▶ _Prompt_:
Every record that follows should be printed verbatim.

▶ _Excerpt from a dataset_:
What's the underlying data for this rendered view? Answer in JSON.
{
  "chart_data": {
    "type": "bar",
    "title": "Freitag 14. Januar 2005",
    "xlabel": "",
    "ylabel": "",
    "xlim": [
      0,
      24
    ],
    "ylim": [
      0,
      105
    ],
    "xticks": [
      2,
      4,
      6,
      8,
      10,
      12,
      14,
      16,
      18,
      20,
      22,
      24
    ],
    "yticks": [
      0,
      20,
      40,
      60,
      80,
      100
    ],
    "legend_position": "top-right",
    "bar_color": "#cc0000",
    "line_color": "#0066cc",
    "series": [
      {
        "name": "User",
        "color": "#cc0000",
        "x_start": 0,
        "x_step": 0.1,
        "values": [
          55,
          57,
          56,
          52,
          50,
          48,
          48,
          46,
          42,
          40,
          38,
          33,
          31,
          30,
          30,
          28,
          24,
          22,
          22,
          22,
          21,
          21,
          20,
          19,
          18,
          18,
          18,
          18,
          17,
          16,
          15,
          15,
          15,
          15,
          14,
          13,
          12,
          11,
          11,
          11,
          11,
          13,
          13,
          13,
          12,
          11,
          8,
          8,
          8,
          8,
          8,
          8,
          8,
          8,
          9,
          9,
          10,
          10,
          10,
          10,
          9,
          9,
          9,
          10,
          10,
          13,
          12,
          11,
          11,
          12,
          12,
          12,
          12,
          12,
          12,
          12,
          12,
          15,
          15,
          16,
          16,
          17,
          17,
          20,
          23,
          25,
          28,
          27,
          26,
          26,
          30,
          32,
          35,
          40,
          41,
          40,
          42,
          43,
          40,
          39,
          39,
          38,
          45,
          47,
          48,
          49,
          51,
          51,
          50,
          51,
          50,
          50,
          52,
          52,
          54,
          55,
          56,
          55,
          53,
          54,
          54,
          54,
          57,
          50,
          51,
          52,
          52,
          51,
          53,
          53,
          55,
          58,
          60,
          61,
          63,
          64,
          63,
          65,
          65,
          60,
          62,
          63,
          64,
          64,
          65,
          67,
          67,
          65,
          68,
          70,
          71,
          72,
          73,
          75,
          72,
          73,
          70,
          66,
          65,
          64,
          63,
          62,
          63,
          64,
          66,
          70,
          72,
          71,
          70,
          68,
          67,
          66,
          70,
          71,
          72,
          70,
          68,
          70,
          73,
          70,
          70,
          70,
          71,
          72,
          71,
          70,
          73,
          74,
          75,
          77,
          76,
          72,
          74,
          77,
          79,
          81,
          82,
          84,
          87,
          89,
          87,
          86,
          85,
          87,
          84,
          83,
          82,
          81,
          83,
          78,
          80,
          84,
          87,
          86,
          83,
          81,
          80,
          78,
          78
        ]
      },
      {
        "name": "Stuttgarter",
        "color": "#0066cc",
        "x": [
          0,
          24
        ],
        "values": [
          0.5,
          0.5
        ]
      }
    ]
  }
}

▶ _Response for this exercise_:
What's the underlying data for this rendered view? Answer in JSON.
{
  "chart_data": {
    "type": "bar",
    "title": "Freitag 14. Januar 2005",
    "xlabel": "",
    "ylabel": "",
    "xlim": [
      0,
      24
    ],
    "ylim": [
      0,
      105
    ],
    "xticks": [
      2,
      4,
      6,
      8,
      10,
      12,
      14,
      16,
      18,
      20,
      22,
      24
    ],
    "yticks": [
      0,
      20,
      40,
      60,
      80,
      100
    ],
    "legend_position": "top-right",
    "bar_color": "#cc0000",
    "line_color": "#0066cc",
    "series": [
      {
        "name": "User",
        "color": "#cc0000",
        "x_start": 0,
        "x_step": 0.1,
        "values": [
          55,
          57,
          56,
          52,
          50,
          48,
          48,
          46,
          42,
          40,
          38,
          33,
          31,
          30,
          30,
          28,
          24,
          22,
          22,
          22,
          21,
          21,
          20,
          19,
          18,
          18,
          18,
          18,
          17,
          16,
          15,
          15,
          15,
          15,
          14,
          13,
          12,
          11,
          11,
          11,
          11,
          13,
          13,
          13,
          12,
          11,
          8,
          8,
          8,
          8,
          8,
          8,
          8,
          8,
          9,
          9,
          10,
          10,
          10,
          10,
          9,
          9,
          9,
          10,
          10,
          13,
          12,
          11,
          11,
          12,
          12,
          12,
          12,
          12,
          12,
          12,
          12,
          15,
          15,
          16,
          16,
          17,
          17,
          20,
          23,
          25,
          28,
          27,
          26,
          26,
          30,
          32,
          35,
          40,
          41,
          40,
          42,
          43,
          40,
          39,
          39,
          38,
          45,
          47,
          48,
          49,
          51,
          51,
          50,
          51,
          50,
          50,
          52,
          52,
          54,
          55,
          56,
          55,
          53,
          54,
          54,
          54,
          57,
          50,
          51,
          52,
          52,
          51,
          53,
          53,
          55,
          58,
          60,
          61,
          63,
          64,
          63,
          65,
          65,
          60,
          62,
          63,
          64,
          64,
          65,
          67,
          67,
          65,
          68,
          70,
          71,
          72,
          73,
          75,
          72,
          73,
          70,
          66,
          65,
          64,
          63,
          62,
          63,
          64,
          66,
          70,
          72,
          71,
          70,
          68,
          67,
          66,
          70,
          71,
          72,
          70,
          68,
          70,
          73,
          70,
          70,
          70,
          71,
          72,
          71,
          70,
          73,
          74,
          75,
          77,
          76,
          72,
          74,
          77,
          79,
          81,
          82,
          84,
          87,
          89,
          87,
          86,
          85,
          87,
          84,
          83,
          82,
          81,
          83,
          78,
          80,
          84,
          87,
          86,
          83,
          81,
          80,
          78,
          78
        ]
      },
      {
        "name": "Stuttgarter",
        "color": "#0066cc",
        "x": [
          0,
          24
        ],
        "values": [
          0.5,
          0.5
        ]
      }
    ]
  }
}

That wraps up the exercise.